# [INPUT RECORDS]

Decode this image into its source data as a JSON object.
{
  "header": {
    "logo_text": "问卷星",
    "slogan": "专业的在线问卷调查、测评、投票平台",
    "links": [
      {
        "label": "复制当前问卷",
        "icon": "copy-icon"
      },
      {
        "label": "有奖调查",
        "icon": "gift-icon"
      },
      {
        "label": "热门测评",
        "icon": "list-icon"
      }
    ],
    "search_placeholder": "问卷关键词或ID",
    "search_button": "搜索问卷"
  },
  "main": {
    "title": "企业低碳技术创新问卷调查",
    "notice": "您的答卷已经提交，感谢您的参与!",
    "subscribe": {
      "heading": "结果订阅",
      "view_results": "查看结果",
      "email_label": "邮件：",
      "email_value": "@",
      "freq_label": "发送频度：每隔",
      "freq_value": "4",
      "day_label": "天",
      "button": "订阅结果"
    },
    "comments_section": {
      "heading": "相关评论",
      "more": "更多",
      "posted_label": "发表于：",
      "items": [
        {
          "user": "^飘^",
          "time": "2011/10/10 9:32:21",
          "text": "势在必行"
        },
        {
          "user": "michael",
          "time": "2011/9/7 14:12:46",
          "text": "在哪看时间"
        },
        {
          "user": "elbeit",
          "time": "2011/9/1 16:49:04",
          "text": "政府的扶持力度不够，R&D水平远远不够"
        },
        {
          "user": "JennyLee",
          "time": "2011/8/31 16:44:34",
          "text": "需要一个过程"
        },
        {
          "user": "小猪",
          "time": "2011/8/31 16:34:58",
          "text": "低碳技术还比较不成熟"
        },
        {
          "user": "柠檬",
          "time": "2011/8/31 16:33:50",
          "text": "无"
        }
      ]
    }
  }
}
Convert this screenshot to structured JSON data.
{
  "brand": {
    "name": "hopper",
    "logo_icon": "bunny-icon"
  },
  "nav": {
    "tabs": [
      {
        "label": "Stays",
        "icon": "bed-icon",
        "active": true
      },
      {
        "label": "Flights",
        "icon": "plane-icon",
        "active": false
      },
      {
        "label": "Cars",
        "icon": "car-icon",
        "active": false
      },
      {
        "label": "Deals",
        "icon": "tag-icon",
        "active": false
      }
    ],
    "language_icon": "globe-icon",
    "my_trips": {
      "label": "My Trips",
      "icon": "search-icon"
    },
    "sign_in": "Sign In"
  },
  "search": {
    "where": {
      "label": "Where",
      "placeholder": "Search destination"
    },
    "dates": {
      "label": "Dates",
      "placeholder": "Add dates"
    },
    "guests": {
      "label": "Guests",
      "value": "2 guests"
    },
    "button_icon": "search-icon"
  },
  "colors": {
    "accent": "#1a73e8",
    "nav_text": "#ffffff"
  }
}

# [DIRECTION]
Extract, word for word, each line of the listing above.

# [OUTPUT OF THE TASK]
Decode this image into its source data as a JSON object.
{
  "header": {
    "logo_text": "问卷星",
    "slogan": "专业的在线问卷调查、测评、投票平台",
    "links": [
      {
        "label": "复制当前问卷",
        "icon": "copy-icon"
      },
      {
        "label": "有奖调查",
        "icon": "gift-icon"
      },
      {
        "label": "热门测评",
        "icon": "list-icon"
      }
    ],
    "search_placeholder": "问卷关键词或ID",
    "search_button": "搜索问卷"
  },
  "main": {
    "title": "企业低碳技术创新问卷调查",
    "notice": "您的答卷已经提交，感谢您的参与!",
    "subscribe": {
      "heading": "结果订阅",
      "view_results": "查看结果",
      "email_label": "邮件：",
      "email_value": "@",
      "freq_label": "发送频度：每隔",
      "freq_value": "4",
      "day_label": "天",
      "button": "订阅结果"
    },
    "comments_section": {
      "heading": "相关评论",
      "more": "更多",
      "posted_label": "发表于：",
      "items": [
        {
          "user": "^飘^",
          "time": "2011/10/10 9:32:21",
          "text": "势在必行"
        },
        {
          "user": "michael",
          "time": "2011/9/7 14:12:46",
          "text": "在哪看时间"
        },
        {
          "user": "elbeit",
          "time": "2011/9/1 16:49:04",
          "text": "政府的扶持力度不够，R&D水平远远不够"
        },
        {
          "user": "JennyLee",
          "time": "2011/8/31 16:44:34",
          "text": "需要一个过程"
        },
        {
          "user": "小猪",
          "time": "2011/8/31 16:34:58",
          "text": "低碳技术还比较不成熟"
        },
        {
          "user": "柠檬",
          "time": "2011/8/31 16:33:50",
          "text": "无"
        }
      ]
    }
  }
}
Convert this screenshot to structured JSON data.
{
  "brand": {
    "name": "hopper",
    "logo_icon": "bunny-icon"
  },
  "nav": {
    "tabs": [
      {
        "label": "Stays",
        "icon": "bed-icon",
        "active": true
      },
      {
        "label": "Flights",
        "icon": "plane-icon",
        "active": false
      },
      {
        "label": "Cars",
        "icon": "car-icon",
        "active": false
      },
      {
        "label": "Deals",
        "icon": "tag-icon",
        "active": false
      }
    ],
    "language_icon": "globe-icon",
    "my_trips": {
      "label": "My Trips",
      "icon": "search-icon"
    },
    "sign_in": "Sign In"
  },
  "search": {
    "where": {
      "label": "Where",
      "placeholder": "Search destination"
    },
    "dates": {
      "label": "Dates",
      "placeholder": "Add dates"
    },
    "guests": {
      "label": "Guests",
      "value": "2 guests"
    },
    "button_icon": "search-icon"
  },
  "colors": {
    "accent": "#1a73e8",
    "nav_text": "#ffffff"
  }
}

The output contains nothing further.